_What the exercise asks:_ Tally the lines that contain "xlabel" and report the total alone.

_Data for this exercise:_
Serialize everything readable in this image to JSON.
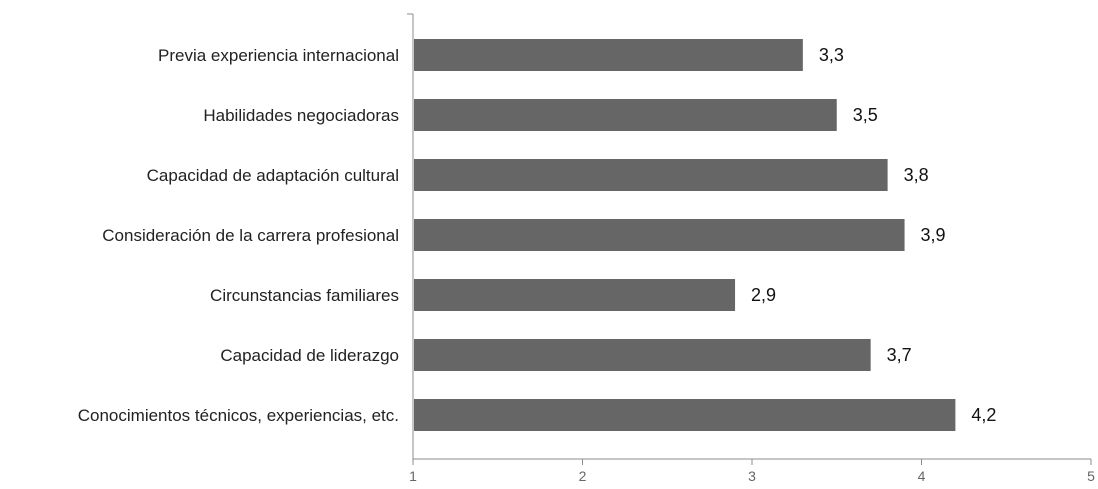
{
  "chart_data": {
    "type": "bar",
    "orientation": "horizontal",
    "title": "",
    "xlabel": "",
    "ylabel": "",
    "xlim": [
      1,
      5
    ],
    "x_ticks": [
      "1",
      "2",
      "3",
      "4",
      "5"
    ],
    "grid": false,
    "legend": "none",
    "bar_color": "#666666",
    "categories": [
      "Previa experiencia internacional",
      "Habilidades negociadoras",
      "Capacidad de adaptación cultural",
      "Consideración de la carrera profesional",
      "Circunstancias familiares",
      "Capacidad de liderazgo",
      "Conocimientos técnicos, experiencias, etc."
    ],
    "values": [
      3.3,
      3.5,
      3.8,
      3.9,
      2.9,
      3.7,
      4.2
    ],
    "value_labels": [
      "3,3",
      "3,5",
      "3,8",
      "3,9",
      "2,9",
      "3,7",
      "4,2"
    ]
  }
}
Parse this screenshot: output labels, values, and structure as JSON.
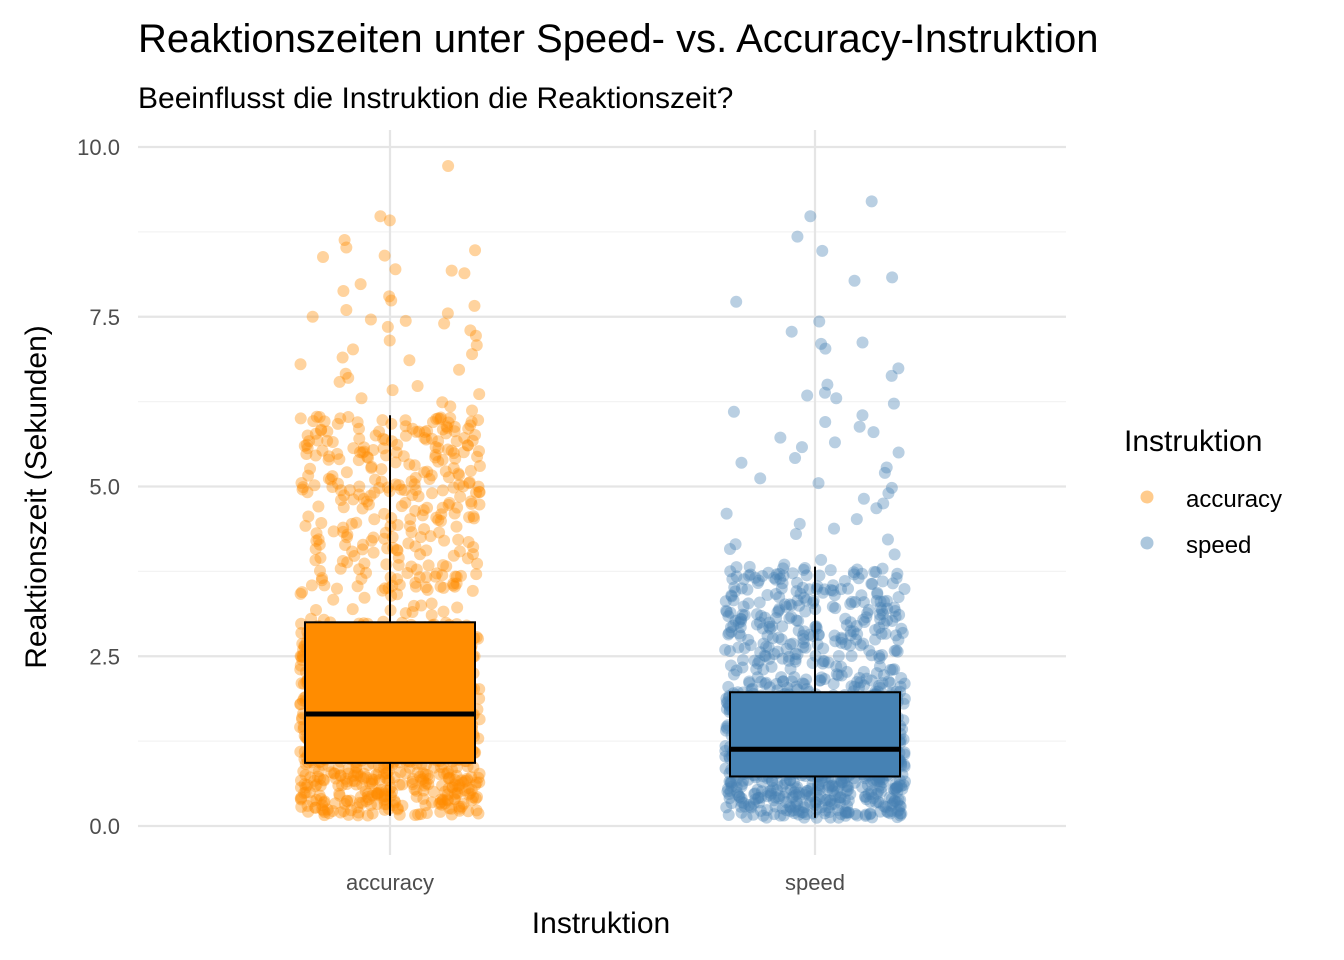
{
  "chart_data": {
    "type": "boxplot-with-jitter",
    "title": "Reaktionszeiten unter Speed- vs. Accuracy-Instruktion",
    "subtitle": "Beeinflusst die Instruktion die Reaktionszeit?",
    "xlabel": "Instruktion",
    "ylabel": "Reaktionszeit (Sekunden)",
    "ylim": [
      0,
      10
    ],
    "y_ticks": [
      {
        "value": 0,
        "label": "0.0"
      },
      {
        "value": 2.5,
        "label": "2.5"
      },
      {
        "value": 5,
        "label": "5.0"
      },
      {
        "value": 7.5,
        "label": "7.5"
      },
      {
        "value": 10,
        "label": "10.0"
      }
    ],
    "categories": [
      "accuracy",
      "speed"
    ],
    "grid": true,
    "legend": {
      "title": "Instruktion",
      "position": "right",
      "entries": [
        {
          "label": "accuracy",
          "color": "#FF8C00"
        },
        {
          "label": "speed",
          "color": "#4682B4"
        }
      ]
    },
    "series": [
      {
        "name": "accuracy",
        "color": "#FF8C00",
        "box": {
          "whisker_low": 0.15,
          "q1": 0.93,
          "median": 1.65,
          "q3": 3.0,
          "whisker_high": 6.05
        },
        "outliers": [
          9.72,
          8.98,
          8.92,
          8.63,
          8.52,
          8.48,
          8.4,
          8.38,
          8.2,
          8.18,
          8.14,
          7.98,
          7.88,
          7.8,
          7.74,
          7.66,
          7.6,
          7.55,
          7.5,
          7.46,
          7.44,
          7.4,
          7.35,
          7.3,
          7.22,
          7.15,
          7.08,
          7.02,
          6.95,
          6.9,
          6.86,
          6.8,
          6.72,
          6.66,
          6.6,
          6.54,
          6.48,
          6.42,
          6.36,
          6.3,
          6.24,
          6.18,
          6.12
        ]
      },
      {
        "name": "speed",
        "color": "#4682B4",
        "box": {
          "whisker_low": 0.12,
          "q1": 0.73,
          "median": 1.13,
          "q3": 1.97,
          "whisker_high": 3.82
        },
        "outliers": [
          9.2,
          8.98,
          8.68,
          8.47,
          8.08,
          8.03,
          7.72,
          7.43,
          7.28,
          7.12,
          7.1,
          7.03,
          6.74,
          6.63,
          6.5,
          6.38,
          6.34,
          6.3,
          6.22,
          6.1,
          6.05,
          5.95,
          5.88,
          5.8,
          5.72,
          5.65,
          5.58,
          5.5,
          5.42,
          5.35,
          5.28,
          5.2,
          5.12,
          5.05,
          4.98,
          4.9,
          4.82,
          4.75,
          4.68,
          4.6,
          4.52,
          4.45,
          4.38,
          4.3,
          4.22,
          4.15,
          4.08,
          4.0,
          3.92,
          3.85
        ]
      }
    ]
  }
}
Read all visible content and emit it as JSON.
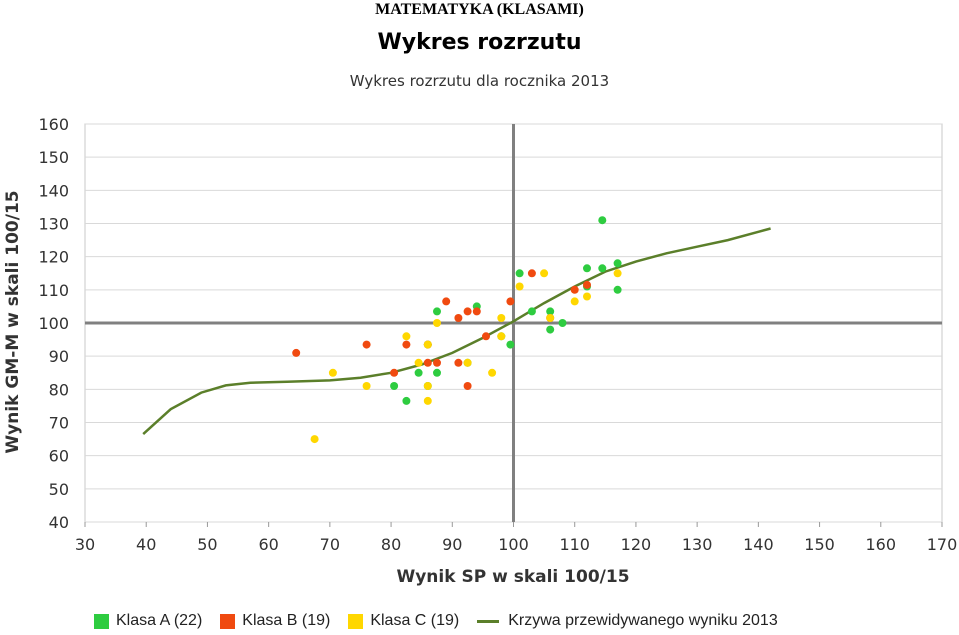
{
  "page_title": "MATEMATYKA (KLASAMI)",
  "colors": {
    "klasa_a": "#2ecc40",
    "klasa_b": "#f04a10",
    "klasa_c": "#ffd700",
    "curve": "#5b7f2a",
    "axis_cross": "#808080",
    "grid": "#d9d9d9"
  },
  "chart_data": {
    "type": "scatter",
    "title": "Wykres rozrzutu",
    "subtitle": "Wykres rozrzutu dla rocznika 2013",
    "xlabel": "Wynik SP w skali 100/15",
    "ylabel": "Wynik GM-M w skali 100/15",
    "xlim": [
      30,
      170
    ],
    "ylim": [
      40,
      160
    ],
    "xticks": [
      30,
      40,
      50,
      60,
      70,
      80,
      90,
      100,
      110,
      120,
      130,
      140,
      150,
      160,
      170
    ],
    "yticks": [
      40,
      50,
      60,
      70,
      80,
      90,
      100,
      110,
      120,
      130,
      140,
      150,
      160
    ],
    "reference_lines": {
      "x": 100,
      "y": 100
    },
    "grid": "horizontal",
    "legend_position": "bottom",
    "series": [
      {
        "name": "Klasa A (22)",
        "color_key": "klasa_a",
        "points": [
          [
            80.5,
            81
          ],
          [
            82.5,
            76.5
          ],
          [
            84.5,
            85
          ],
          [
            86,
            93.5
          ],
          [
            86,
            81
          ],
          [
            87.5,
            85
          ],
          [
            87.5,
            103.5
          ],
          [
            94,
            105
          ],
          [
            99.5,
            93.5
          ],
          [
            101,
            115
          ],
          [
            103,
            103.5
          ],
          [
            106,
            103.5
          ],
          [
            106,
            98
          ],
          [
            108,
            100
          ],
          [
            112,
            116.5
          ],
          [
            112,
            111
          ],
          [
            114.5,
            116.5
          ],
          [
            114.5,
            131
          ],
          [
            117,
            118
          ],
          [
            117,
            110
          ],
          [
            92.5,
            88
          ],
          [
            98,
            96
          ]
        ]
      },
      {
        "name": "Klasa B (19)",
        "color_key": "klasa_b",
        "points": [
          [
            64.5,
            91
          ],
          [
            76,
            93.5
          ],
          [
            80.5,
            85
          ],
          [
            82.5,
            93.5
          ],
          [
            86,
            88
          ],
          [
            87.5,
            88
          ],
          [
            89,
            106.5
          ],
          [
            91,
            101.5
          ],
          [
            91,
            88
          ],
          [
            92.5,
            103.5
          ],
          [
            92.5,
            81
          ],
          [
            94,
            103.5
          ],
          [
            95.5,
            96
          ],
          [
            99.5,
            106.5
          ],
          [
            103,
            115
          ],
          [
            106,
            101.5
          ],
          [
            110,
            110
          ],
          [
            112,
            111.5
          ],
          [
            86,
            93.5
          ]
        ]
      },
      {
        "name": "Klasa C (19)",
        "color_key": "klasa_c",
        "points": [
          [
            67.5,
            65
          ],
          [
            70.5,
            85
          ],
          [
            76,
            81
          ],
          [
            82.5,
            96
          ],
          [
            84.5,
            88
          ],
          [
            86,
            81
          ],
          [
            86,
            76.5
          ],
          [
            87.5,
            100
          ],
          [
            92.5,
            88
          ],
          [
            96.5,
            85
          ],
          [
            98,
            101.5
          ],
          [
            98,
            96
          ],
          [
            101,
            111
          ],
          [
            105,
            115
          ],
          [
            106,
            101.5
          ],
          [
            110,
            106.5
          ],
          [
            112,
            108
          ],
          [
            117,
            115
          ],
          [
            86,
            93.5
          ]
        ]
      },
      {
        "name": "Krzywa przewidywanego wyniku 2013",
        "type": "line",
        "color_key": "curve",
        "points": [
          [
            39.5,
            66.5
          ],
          [
            44,
            74
          ],
          [
            49,
            79
          ],
          [
            53,
            81.2
          ],
          [
            57,
            82
          ],
          [
            63,
            82.3
          ],
          [
            70,
            82.7
          ],
          [
            75,
            83.5
          ],
          [
            80,
            85
          ],
          [
            85,
            87.5
          ],
          [
            90,
            91
          ],
          [
            95,
            95.5
          ],
          [
            100,
            100.5
          ],
          [
            105,
            106
          ],
          [
            110,
            111
          ],
          [
            115,
            115.5
          ],
          [
            120,
            118.5
          ],
          [
            125,
            121
          ],
          [
            130,
            123
          ],
          [
            135,
            125
          ],
          [
            140,
            127.5
          ],
          [
            142,
            128.5
          ]
        ]
      }
    ]
  }
}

_Task response:_ 3